### Set task:
Return only the count of lines in which the word "order" appears.

□ □ □

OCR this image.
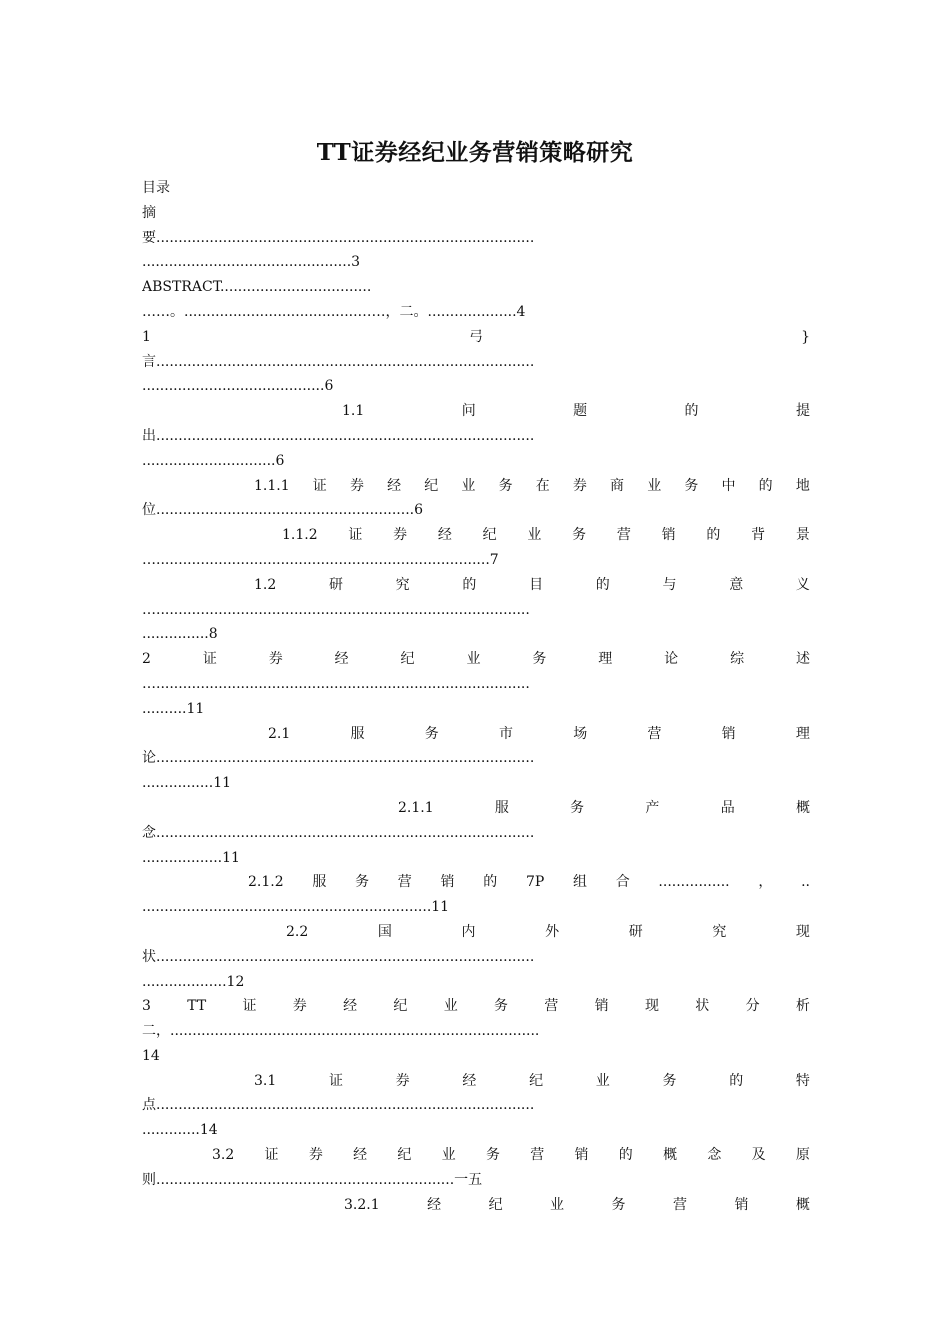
TT证券经纪业务营销策略研究
目录
摘
要.....................................................................................
...............................................3
ABSTRACT..................................
……。.......................................……，二。....................4
1	弓	}
言.....................................................................................
.........................................6
1.1	问	题	的	提
出.....................................................................................
..............................6
1.1.1 证 券 经 纪 业 务 在 券 商 业 务 中 的 地
位..........................................................6
1.1.2 证 券 经 纪 业 务 营 销 的 背 景
…...........................................................................7
1.2	研	究	的	目	的	与	意	义
…....................................................................................
...............8
2	证	券	经	纪	业	务	理	论	综	述
…....................................................................................
..........11
2.1	服	务	市	场	营	销	理
论.....................................................................................
................11
2.1.1	服	务	产	品	概
念.....................................................................................
..................11
2.1.2 服 务 营 销 的 7P 组 合 ................ ， ..
.................................................................11
2.2	国	内	外	研	究	现
状.....................................................................................
...................12
3	TT	证	券	经	纪	业	务	营	销	现	状	分	析
二，...................................................................................
14
3.1	证	券	经	纪	业	务	的	特
点.....................................................................................
.............14
3.2 证 券 经 纪 业 务 营 销 的 概 念 及 原
则...................................................................一五
3.2.1	经	纪	业	务	营	销	概
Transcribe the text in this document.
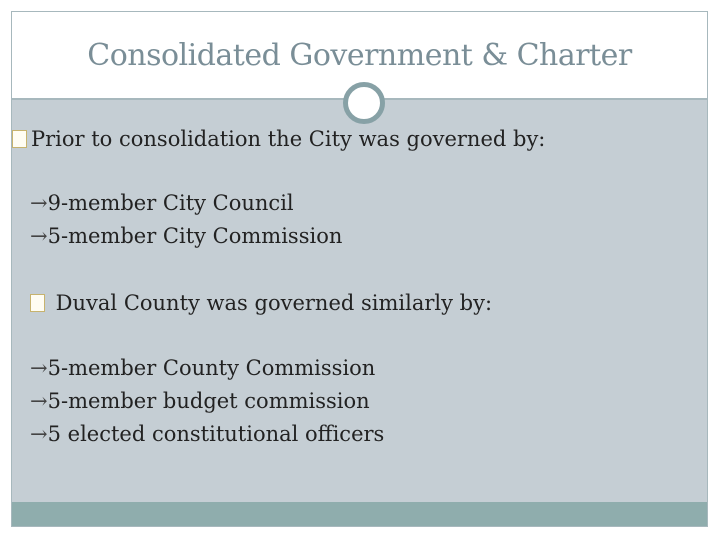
Consolidated Government & Charter
Prior to consolidation the City was governed by:
→9-member City Council
→5-member City Commission
Duval County was governed similarly by:
→5-member County Commission
→5-member budget commission
→5 elected constitutional officers
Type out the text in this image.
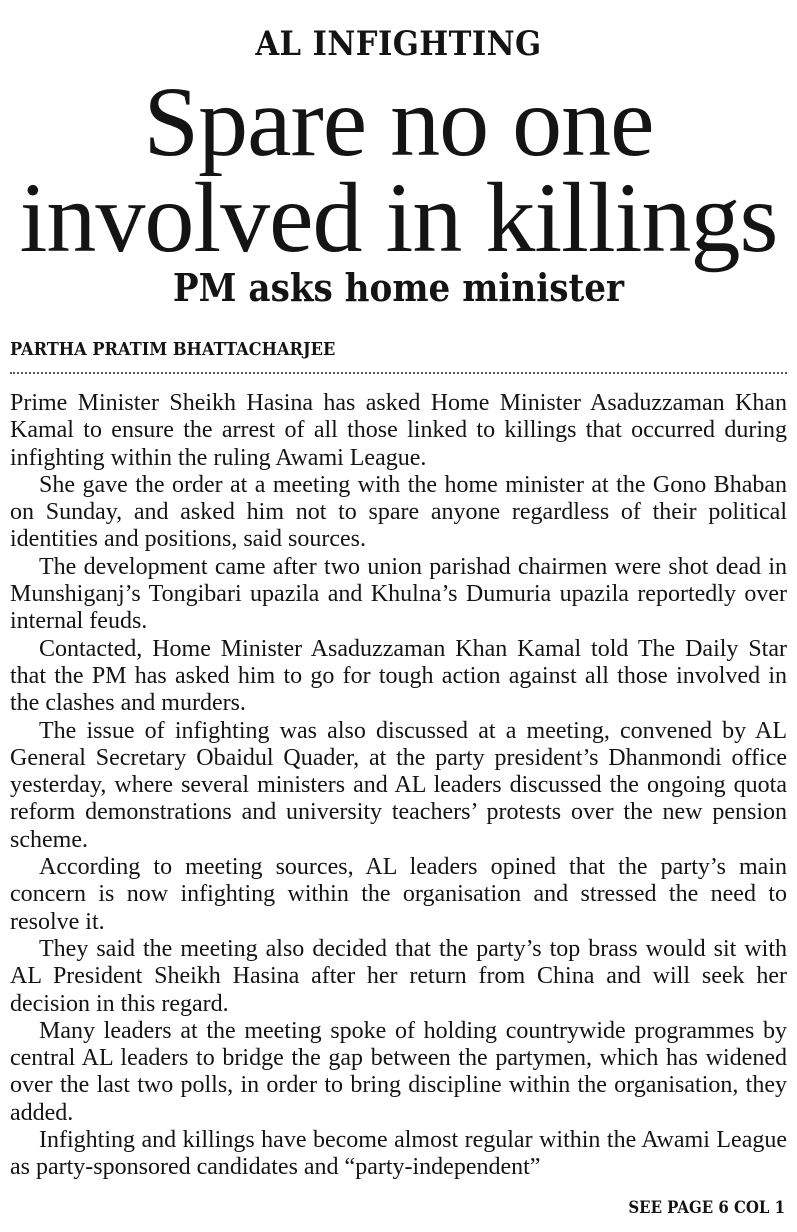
AL INFIGHTING
Spare no one
involved in killings
PM asks home minister
PARTHA PRATIM BHATTACHARJEE

Prime Minister Sheikh Hasina has asked Home Minister Asaduzzaman Khan Kamal to ensure the arrest of all those linked to killings that occurred during infighting within the ruling Awami League.

She gave the order at a meeting with the home minister at the Gono Bhaban on Sunday, and asked him not to spare anyone regardless of their political identities and positions, said sources.

The development came after two union parishad chairmen were shot dead in Munshiganj’s Tongibari upazila and Khulna’s Dumuria upazila reportedly over internal feuds.

Contacted, Home Minister Asaduzzaman Khan Kamal told The Daily Star that the PM has asked him to go for tough action against all those involved in the clashes and murders.

The issue of infighting was also discussed at a meeting, convened by AL General Secretary Obaidul Quader, at the party president’s Dhanmondi office yesterday, where several ministers and AL leaders discussed the ongoing quota reform demonstrations and university teachers’ protests over the new pension scheme.

According to meeting sources, AL leaders opined that the party’s main concern is now infighting within the organisation and stressed the need to resolve it.

They said the meeting also decided that the party’s top brass would sit with AL President Sheikh Hasina after her return from China and will seek her decision in this regard.

Many leaders at the meeting spoke of holding countrywide programmes by central AL leaders to bridge the gap between the partymen, which has widened over the last two polls, in order to bring discipline within the organisation, they added.

Infighting and killings have become almost regular within the Awami League as party-sponsored candidates and “party-independent”

SEE PAGE 6 COL 1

□ □ □

### Written response:
2